__Task instructions__: Count how many lines contain the word "What". Respond with the number alone.

◆ ◆ ◆ ◆ ◆ ◆ ◆

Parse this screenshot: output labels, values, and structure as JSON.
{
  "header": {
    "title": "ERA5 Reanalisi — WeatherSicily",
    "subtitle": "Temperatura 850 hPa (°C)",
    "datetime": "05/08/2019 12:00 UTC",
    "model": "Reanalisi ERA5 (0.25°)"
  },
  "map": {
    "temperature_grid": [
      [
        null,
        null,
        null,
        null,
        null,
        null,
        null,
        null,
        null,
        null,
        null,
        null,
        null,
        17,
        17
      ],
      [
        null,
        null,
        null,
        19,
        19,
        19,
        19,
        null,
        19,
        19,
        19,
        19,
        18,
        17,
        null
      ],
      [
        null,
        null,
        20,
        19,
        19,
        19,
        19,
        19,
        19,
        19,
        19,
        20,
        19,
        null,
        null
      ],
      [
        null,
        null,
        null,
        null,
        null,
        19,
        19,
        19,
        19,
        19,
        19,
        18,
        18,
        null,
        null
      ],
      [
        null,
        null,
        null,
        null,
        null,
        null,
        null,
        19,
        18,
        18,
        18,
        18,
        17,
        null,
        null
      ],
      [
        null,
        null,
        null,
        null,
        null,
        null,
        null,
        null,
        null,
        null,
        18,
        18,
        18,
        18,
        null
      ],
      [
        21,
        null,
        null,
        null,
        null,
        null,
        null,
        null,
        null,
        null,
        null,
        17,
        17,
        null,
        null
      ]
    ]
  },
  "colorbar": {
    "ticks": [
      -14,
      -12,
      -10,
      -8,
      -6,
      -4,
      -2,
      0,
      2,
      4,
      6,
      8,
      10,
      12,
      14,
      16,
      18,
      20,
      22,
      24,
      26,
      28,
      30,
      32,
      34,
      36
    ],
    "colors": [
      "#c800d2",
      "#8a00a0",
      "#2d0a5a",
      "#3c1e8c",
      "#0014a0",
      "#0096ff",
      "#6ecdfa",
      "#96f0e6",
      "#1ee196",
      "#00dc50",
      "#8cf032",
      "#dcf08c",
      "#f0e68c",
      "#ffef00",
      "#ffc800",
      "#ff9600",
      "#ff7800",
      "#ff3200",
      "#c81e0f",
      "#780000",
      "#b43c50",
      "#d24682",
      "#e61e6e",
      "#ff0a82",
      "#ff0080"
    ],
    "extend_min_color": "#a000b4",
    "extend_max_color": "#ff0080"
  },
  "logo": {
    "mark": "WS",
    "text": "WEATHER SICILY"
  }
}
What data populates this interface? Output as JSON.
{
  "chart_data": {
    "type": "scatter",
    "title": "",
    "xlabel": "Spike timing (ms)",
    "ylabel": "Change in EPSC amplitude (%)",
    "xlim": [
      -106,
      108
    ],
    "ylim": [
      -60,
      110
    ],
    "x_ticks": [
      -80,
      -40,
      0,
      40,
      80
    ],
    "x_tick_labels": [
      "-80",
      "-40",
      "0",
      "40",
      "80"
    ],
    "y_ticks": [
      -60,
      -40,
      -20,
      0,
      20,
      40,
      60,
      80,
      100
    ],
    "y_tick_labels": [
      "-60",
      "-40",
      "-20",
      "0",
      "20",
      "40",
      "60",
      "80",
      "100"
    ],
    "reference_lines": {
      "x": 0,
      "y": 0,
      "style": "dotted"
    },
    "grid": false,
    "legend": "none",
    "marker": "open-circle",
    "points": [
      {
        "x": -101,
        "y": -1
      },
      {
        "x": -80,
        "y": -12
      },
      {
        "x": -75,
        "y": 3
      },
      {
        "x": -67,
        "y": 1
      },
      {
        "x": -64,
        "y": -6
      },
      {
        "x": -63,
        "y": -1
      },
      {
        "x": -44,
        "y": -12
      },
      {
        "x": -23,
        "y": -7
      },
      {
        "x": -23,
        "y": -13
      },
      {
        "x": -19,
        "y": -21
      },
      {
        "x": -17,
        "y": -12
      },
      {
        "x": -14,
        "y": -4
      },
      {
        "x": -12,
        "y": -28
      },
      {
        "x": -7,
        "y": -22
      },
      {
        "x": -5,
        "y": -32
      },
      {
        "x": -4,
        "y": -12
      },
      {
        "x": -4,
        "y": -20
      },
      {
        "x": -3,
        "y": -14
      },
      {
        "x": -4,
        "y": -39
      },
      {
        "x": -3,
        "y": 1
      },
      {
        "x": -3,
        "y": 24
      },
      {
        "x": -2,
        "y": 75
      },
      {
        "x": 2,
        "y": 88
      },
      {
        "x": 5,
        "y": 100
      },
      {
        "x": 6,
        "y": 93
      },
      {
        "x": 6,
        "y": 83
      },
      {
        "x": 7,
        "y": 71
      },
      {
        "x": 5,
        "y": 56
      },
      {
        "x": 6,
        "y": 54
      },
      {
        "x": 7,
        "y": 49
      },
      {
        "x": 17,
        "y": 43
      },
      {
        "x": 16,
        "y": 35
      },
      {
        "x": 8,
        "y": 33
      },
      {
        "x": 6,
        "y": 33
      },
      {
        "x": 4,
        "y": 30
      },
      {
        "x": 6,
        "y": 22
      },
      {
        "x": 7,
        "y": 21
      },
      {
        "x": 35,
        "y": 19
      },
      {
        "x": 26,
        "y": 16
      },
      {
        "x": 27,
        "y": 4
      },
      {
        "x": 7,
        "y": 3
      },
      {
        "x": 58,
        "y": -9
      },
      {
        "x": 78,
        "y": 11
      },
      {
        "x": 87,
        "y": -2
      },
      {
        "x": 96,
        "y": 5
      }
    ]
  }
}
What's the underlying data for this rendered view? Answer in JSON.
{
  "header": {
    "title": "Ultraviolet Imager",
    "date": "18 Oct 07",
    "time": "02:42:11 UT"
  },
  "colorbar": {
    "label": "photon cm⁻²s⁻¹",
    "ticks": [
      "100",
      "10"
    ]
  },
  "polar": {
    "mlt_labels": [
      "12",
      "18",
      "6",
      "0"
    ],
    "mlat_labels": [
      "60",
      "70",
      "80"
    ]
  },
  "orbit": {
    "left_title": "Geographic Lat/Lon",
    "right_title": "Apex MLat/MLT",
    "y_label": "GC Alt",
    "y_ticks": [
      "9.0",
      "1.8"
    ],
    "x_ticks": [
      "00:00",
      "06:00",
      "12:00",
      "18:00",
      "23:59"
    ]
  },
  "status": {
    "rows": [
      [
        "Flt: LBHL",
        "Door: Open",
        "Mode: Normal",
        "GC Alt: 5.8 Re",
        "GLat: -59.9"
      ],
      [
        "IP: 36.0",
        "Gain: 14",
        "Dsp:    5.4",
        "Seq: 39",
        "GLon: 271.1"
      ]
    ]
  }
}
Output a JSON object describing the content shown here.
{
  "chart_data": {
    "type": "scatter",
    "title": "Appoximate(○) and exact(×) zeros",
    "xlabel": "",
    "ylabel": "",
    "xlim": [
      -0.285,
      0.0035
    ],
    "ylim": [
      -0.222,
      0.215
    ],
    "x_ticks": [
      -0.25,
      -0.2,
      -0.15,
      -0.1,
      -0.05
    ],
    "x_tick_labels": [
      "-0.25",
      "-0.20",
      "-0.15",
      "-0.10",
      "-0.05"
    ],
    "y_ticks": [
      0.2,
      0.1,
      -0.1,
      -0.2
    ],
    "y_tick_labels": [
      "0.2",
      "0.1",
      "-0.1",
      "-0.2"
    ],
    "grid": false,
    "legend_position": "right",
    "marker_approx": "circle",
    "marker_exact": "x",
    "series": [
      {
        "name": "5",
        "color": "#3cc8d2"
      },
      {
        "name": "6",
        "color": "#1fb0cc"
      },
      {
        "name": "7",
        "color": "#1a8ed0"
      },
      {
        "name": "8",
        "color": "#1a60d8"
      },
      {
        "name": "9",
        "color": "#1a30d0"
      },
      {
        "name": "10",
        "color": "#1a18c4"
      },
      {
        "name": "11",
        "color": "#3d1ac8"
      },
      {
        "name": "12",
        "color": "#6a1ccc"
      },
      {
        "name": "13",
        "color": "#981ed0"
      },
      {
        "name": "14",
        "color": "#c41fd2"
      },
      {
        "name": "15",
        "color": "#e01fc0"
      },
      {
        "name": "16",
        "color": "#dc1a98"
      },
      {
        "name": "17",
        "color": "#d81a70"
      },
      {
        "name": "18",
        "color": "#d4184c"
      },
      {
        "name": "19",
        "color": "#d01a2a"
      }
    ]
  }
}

◆ ◆ ◆ ◆ ◆ ◆ ◆

__The solution__: 2